- [What to do]
Write out the whole listing exactly as it stands.

======

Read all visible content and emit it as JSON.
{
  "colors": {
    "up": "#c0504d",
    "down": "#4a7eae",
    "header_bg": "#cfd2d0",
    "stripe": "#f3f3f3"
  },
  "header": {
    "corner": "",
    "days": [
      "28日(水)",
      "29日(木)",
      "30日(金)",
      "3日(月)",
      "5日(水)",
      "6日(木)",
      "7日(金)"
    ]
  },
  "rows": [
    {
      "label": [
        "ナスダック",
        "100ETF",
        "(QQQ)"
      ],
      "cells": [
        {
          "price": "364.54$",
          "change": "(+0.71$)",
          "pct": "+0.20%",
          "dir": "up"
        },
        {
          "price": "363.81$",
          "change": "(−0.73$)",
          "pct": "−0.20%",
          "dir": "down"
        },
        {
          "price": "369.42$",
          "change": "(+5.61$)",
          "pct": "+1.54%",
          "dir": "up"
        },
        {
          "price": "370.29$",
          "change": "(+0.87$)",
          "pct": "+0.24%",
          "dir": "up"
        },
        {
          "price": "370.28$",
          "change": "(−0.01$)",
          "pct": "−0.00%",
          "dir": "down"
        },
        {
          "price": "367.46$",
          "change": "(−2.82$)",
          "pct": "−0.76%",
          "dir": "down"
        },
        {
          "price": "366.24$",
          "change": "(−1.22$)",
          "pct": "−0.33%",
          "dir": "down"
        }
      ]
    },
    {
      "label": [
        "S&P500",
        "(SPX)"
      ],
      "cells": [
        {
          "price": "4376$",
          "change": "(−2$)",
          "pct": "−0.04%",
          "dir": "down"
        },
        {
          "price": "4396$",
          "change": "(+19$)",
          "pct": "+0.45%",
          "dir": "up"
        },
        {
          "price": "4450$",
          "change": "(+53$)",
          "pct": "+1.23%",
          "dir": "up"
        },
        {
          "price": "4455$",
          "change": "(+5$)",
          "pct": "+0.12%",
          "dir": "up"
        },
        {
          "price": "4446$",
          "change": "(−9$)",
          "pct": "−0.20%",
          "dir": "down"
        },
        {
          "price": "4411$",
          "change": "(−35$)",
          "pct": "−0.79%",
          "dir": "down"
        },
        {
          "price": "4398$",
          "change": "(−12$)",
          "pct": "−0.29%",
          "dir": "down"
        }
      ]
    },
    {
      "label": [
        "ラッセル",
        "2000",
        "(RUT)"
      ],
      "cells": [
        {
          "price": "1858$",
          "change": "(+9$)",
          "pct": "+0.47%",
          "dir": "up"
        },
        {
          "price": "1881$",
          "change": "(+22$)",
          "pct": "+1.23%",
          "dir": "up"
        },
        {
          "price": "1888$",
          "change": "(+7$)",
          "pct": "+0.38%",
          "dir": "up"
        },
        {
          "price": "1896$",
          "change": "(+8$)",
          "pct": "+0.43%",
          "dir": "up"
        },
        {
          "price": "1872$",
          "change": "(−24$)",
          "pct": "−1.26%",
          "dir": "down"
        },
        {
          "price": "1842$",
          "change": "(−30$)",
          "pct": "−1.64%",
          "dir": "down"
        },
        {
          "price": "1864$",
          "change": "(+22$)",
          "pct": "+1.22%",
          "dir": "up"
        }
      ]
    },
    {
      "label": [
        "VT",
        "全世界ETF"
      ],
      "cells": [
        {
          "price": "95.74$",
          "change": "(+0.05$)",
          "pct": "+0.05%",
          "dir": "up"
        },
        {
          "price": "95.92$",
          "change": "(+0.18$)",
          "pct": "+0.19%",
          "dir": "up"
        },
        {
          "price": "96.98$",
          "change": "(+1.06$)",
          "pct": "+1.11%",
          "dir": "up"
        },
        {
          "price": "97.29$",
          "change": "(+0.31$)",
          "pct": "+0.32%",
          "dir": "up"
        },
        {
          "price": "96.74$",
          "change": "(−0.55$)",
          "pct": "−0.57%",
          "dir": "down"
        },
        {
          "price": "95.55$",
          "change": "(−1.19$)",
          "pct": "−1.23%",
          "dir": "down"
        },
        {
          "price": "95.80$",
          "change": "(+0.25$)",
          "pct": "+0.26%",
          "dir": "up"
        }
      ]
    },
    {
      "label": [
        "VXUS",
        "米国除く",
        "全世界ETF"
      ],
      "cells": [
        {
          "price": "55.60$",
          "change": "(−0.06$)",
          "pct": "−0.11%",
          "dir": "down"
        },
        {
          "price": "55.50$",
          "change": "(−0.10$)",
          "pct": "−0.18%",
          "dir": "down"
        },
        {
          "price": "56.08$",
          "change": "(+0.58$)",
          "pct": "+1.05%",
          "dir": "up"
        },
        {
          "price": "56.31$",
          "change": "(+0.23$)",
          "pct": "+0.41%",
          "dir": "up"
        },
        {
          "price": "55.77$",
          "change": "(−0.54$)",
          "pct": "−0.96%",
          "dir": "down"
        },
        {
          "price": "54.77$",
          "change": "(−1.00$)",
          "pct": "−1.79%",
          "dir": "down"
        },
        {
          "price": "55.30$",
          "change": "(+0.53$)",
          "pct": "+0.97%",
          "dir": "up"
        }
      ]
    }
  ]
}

======

- [In response]
Read all visible content and emit it as JSON.
{
  "colors": {
    "up": "#c0504d",
    "down": "#4a7eae",
    "header_bg": "#cfd2d0",
    "stripe": "#f3f3f3"
  },
  "header": {
    "corner": "",
    "days": [
      "28日(水)",
      "29日(木)",
      "30日(金)",
      "3日(月)",
      "5日(水)",
      "6日(木)",
      "7日(金)"
    ]
  },
  "rows": [
    {
      "label": [
        "ナスダック",
        "100ETF",
        "(QQQ)"
      ],
      "cells": [
        {
          "price": "364.54$",
          "change": "(+0.71$)",
          "pct": "+0.20%",
          "dir": "up"
        },
        {
          "price": "363.81$",
          "change": "(−0.73$)",
          "pct": "−0.20%",
          "dir": "down"
        },
        {
          "price": "369.42$",
          "change": "(+5.61$)",
          "pct": "+1.54%",
          "dir": "up"
        },
        {
          "price": "370.29$",
          "change": "(+0.87$)",
          "pct": "+0.24%",
          "dir": "up"
        },
        {
          "price": "370.28$",
          "change": "(−0.01$)",
          "pct": "−0.00%",
          "dir": "down"
        },
        {
          "price": "367.46$",
          "change": "(−2.82$)",
          "pct": "−0.76%",
          "dir": "down"
        },
        {
          "price": "366.24$",
          "change": "(−1.22$)",
          "pct": "−0.33%",
          "dir": "down"
        }
      ]
    },
    {
      "label": [
        "S&P500",
        "(SPX)"
      ],
      "cells": [
        {
          "price": "4376$",
          "change": "(−2$)",
          "pct": "−0.04%",
          "dir": "down"
        },
        {
          "price": "4396$",
          "change": "(+19$)",
          "pct": "+0.45%",
          "dir": "up"
        },
        {
          "price": "4450$",
          "change": "(+53$)",
          "pct": "+1.23%",
          "dir": "up"
        },
        {
          "price": "4455$",
          "change": "(+5$)",
          "pct": "+0.12%",
          "dir": "up"
        },
        {
          "price": "4446$",
          "change": "(−9$)",
          "pct": "−0.20%",
          "dir": "down"
        },
        {
          "price": "4411$",
          "change": "(−35$)",
          "pct": "−0.79%",
          "dir": "down"
        },
        {
          "price": "4398$",
          "change": "(−12$)",
          "pct": "−0.29%",
          "dir": "down"
        }
      ]
    },
    {
      "label": [
        "ラッセル",
        "2000",
        "(RUT)"
      ],
      "cells": [
        {
          "price": "1858$",
          "change": "(+9$)",
          "pct": "+0.47%",
          "dir": "up"
        },
        {
          "price": "1881$",
          "change": "(+22$)",
          "pct": "+1.23%",
          "dir": "up"
        },
        {
          "price": "1888$",
          "change": "(+7$)",
          "pct": "+0.38%",
          "dir": "up"
        },
        {
          "price": "1896$",
          "change": "(+8$)",
          "pct": "+0.43%",
          "dir": "up"
        },
        {
          "price": "1872$",
          "change": "(−24$)",
          "pct": "−1.26%",
          "dir": "down"
        },
        {
          "price": "1842$",
          "change": "(−30$)",
          "pct": "−1.64%",
          "dir": "down"
        },
        {
          "price": "1864$",
          "change": "(+22$)",
          "pct": "+1.22%",
          "dir": "up"
        }
      ]
    },
    {
      "label": [
        "VT",
        "全世界ETF"
      ],
      "cells": [
        {
          "price": "95.74$",
          "change": "(+0.05$)",
          "pct": "+0.05%",
          "dir": "up"
        },
        {
          "price": "95.92$",
          "change": "(+0.18$)",
          "pct": "+0.19%",
          "dir": "up"
        },
        {
          "price": "96.98$",
          "change": "(+1.06$)",
          "pct": "+1.11%",
          "dir": "up"
        },
        {
          "price": "97.29$",
          "change": "(+0.31$)",
          "pct": "+0.32%",
          "dir": "up"
        },
        {
          "price": "96.74$",
          "change": "(−0.55$)",
          "pct": "−0.57%",
          "dir": "down"
        },
        {
          "price": "95.55$",
          "change": "(−1.19$)",
          "pct": "−1.23%",
          "dir": "down"
        },
        {
          "price": "95.80$",
          "change": "(+0.25$)",
          "pct": "+0.26%",
          "dir": "up"
        }
      ]
    },
    {
      "label": [
        "VXUS",
        "米国除く",
        "全世界ETF"
      ],
      "cells": [
        {
          "price": "55.60$",
          "change": "(−0.06$)",
          "pct": "−0.11%",
          "dir": "down"
        },
        {
          "price": "55.50$",
          "change": "(−0.10$)",
          "pct": "−0.18%",
          "dir": "down"
        },
        {
          "price": "56.08$",
          "change": "(+0.58$)",
          "pct": "+1.05%",
          "dir": "up"
        },
        {
          "price": "56.31$",
          "change": "(+0.23$)",
          "pct": "+0.41%",
          "dir": "up"
        },
        {
          "price": "55.77$",
          "change": "(−0.54$)",
          "pct": "−0.96%",
          "dir": "down"
        },
        {
          "price": "54.77$",
          "change": "(−1.00$)",
          "pct": "−1.79%",
          "dir": "down"
        },
        {
          "price": "55.30$",
          "change": "(+0.53$)",
          "pct": "+0.97%",
          "dir": "up"
        }
      ]
    }
  ]
}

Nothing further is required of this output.